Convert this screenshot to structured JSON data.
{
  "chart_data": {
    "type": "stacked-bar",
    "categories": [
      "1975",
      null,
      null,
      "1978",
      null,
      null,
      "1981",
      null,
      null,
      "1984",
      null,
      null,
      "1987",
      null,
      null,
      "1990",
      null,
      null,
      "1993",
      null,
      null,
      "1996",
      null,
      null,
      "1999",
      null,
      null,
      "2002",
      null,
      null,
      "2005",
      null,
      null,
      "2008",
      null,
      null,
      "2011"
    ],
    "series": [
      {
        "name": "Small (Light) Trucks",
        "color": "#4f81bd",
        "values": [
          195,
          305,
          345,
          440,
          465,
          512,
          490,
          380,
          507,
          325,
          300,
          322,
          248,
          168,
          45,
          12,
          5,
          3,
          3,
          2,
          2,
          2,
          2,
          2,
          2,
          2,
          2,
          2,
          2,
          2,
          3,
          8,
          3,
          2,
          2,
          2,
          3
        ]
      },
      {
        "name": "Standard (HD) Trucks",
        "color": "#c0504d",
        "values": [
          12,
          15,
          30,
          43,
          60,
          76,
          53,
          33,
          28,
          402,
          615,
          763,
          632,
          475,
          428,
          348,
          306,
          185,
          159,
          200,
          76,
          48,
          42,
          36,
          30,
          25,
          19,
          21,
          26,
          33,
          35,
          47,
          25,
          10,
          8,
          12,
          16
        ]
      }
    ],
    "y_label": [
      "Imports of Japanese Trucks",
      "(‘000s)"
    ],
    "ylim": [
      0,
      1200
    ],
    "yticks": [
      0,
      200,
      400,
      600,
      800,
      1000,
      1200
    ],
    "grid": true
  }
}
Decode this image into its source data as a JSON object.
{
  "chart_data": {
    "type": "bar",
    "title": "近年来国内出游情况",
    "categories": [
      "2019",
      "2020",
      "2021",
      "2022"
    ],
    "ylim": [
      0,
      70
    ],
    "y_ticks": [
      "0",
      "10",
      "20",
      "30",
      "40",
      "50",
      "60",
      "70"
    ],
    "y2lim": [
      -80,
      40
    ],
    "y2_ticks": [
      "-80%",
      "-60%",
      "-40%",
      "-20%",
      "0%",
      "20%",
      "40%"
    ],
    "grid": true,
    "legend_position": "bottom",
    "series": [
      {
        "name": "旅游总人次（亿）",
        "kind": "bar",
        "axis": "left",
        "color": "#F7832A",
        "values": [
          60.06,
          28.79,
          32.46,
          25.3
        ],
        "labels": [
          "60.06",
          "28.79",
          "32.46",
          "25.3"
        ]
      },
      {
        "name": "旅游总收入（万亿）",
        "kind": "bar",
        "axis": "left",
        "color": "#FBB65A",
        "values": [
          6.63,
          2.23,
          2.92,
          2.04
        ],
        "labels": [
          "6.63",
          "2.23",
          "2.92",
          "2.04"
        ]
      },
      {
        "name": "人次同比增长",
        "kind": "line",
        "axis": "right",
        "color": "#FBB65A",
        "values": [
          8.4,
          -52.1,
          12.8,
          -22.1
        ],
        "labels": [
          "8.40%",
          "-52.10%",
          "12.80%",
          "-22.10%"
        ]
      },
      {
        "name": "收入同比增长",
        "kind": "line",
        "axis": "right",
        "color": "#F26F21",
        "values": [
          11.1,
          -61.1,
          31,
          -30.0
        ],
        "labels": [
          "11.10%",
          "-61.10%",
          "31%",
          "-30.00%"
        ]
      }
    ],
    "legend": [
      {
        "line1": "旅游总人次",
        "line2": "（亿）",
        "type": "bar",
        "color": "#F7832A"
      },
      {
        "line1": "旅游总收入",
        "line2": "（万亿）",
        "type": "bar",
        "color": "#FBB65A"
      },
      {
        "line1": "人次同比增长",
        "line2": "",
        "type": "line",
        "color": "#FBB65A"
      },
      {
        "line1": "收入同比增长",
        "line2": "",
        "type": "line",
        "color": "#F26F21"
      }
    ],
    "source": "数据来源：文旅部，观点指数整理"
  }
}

_ _ _ _ _ _ _

#### Your goal
Every record above should be output exactly.

#### Expected answer
Convert this screenshot to structured JSON data.
{
  "chart_data": {
    "type": "stacked-bar",
    "categories": [
      "1975",
      null,
      null,
      "1978",
      null,
      null,
      "1981",
      null,
      null,
      "1984",
      null,
      null,
      "1987",
      null,
      null,
      "1990",
      null,
      null,
      "1993",
      null,
      null,
      "1996",
      null,
      null,
      "1999",
      null,
      null,
      "2002",
      null,
      null,
      "2005",
      null,
      null,
      "2008",
      null,
      null,
      "2011"
    ],
    "series": [
      {
        "name": "Small (Light) Trucks",
        "color": "#4f81bd",
        "values": [
          195,
          305,
          345,
          440,
          465,
          512,
          490,
          380,
          507,
          325,
          300,
          322,
          248,
          168,
          45,
          12,
          5,
          3,
          3,
          2,
          2,
          2,
          2,
          2,
          2,
          2,
          2,
          2,
          2,
          2,
          3,
          8,
          3,
          2,
          2,
          2,
          3
        ]
      },
      {
        "name": "Standard (HD) Trucks",
        "color": "#c0504d",
        "values": [
          12,
          15,
          30,
          43,
          60,
          76,
          53,
          33,
          28,
          402,
          615,
          763,
          632,
          475,
          428,
          348,
          306,
          185,
          159,
          200,
          76,
          48,
          42,
          36,
          30,
          25,
          19,
          21,
          26,
          33,
          35,
          47,
          25,
          10,
          8,
          12,
          16
        ]
      }
    ],
    "y_label": [
      "Imports of Japanese Trucks",
      "(‘000s)"
    ],
    "ylim": [
      0,
      1200
    ],
    "yticks": [
      0,
      200,
      400,
      600,
      800,
      1000,
      1200
    ],
    "grid": true
  }
}
Decode this image into its source data as a JSON object.
{
  "chart_data": {
    "type": "bar",
    "title": "近年来国内出游情况",
    "categories": [
      "2019",
      "2020",
      "2021",
      "2022"
    ],
    "ylim": [
      0,
      70
    ],
    "y_ticks": [
      "0",
      "10",
      "20",
      "30",
      "40",
      "50",
      "60",
      "70"
    ],
    "y2lim": [
      -80,
      40
    ],
    "y2_ticks": [
      "-80%",
      "-60%",
      "-40%",
      "-20%",
      "0%",
      "20%",
      "40%"
    ],
    "grid": true,
    "legend_position": "bottom",
    "series": [
      {
        "name": "旅游总人次（亿）",
        "kind": "bar",
        "axis": "left",
        "color": "#F7832A",
        "values": [
          60.06,
          28.79,
          32.46,
          25.3
        ],
        "labels": [
          "60.06",
          "28.79",
          "32.46",
          "25.3"
        ]
      },
      {
        "name": "旅游总收入（万亿）",
        "kind": "bar",
        "axis": "left",
        "color": "#FBB65A",
        "values": [
          6.63,
          2.23,
          2.92,
          2.04
        ],
        "labels": [
          "6.63",
          "2.23",
          "2.92",
          "2.04"
        ]
      },
      {
        "name": "人次同比增长",
        "kind": "line",
        "axis": "right",
        "color": "#FBB65A",
        "values": [
          8.4,
          -52.1,
          12.8,
          -22.1
        ],
        "labels": [
          "8.40%",
          "-52.10%",
          "12.80%",
          "-22.10%"
        ]
      },
      {
        "name": "收入同比增长",
        "kind": "line",
        "axis": "right",
        "color": "#F26F21",
        "values": [
          11.1,
          -61.1,
          31,
          -30.0
        ],
        "labels": [
          "11.10%",
          "-61.10%",
          "31%",
          "-30.00%"
        ]
      }
    ],
    "legend": [
      {
        "line1": "旅游总人次",
        "line2": "（亿）",
        "type": "bar",
        "color": "#F7832A"
      },
      {
        "line1": "旅游总收入",
        "line2": "（万亿）",
        "type": "bar",
        "color": "#FBB65A"
      },
      {
        "line1": "人次同比增长",
        "line2": "",
        "type": "line",
        "color": "#FBB65A"
      },
      {
        "line1": "收入同比增长",
        "line2": "",
        "type": "line",
        "color": "#F26F21"
      }
    ],
    "source": "数据来源：文旅部，观点指数整理"
  }
}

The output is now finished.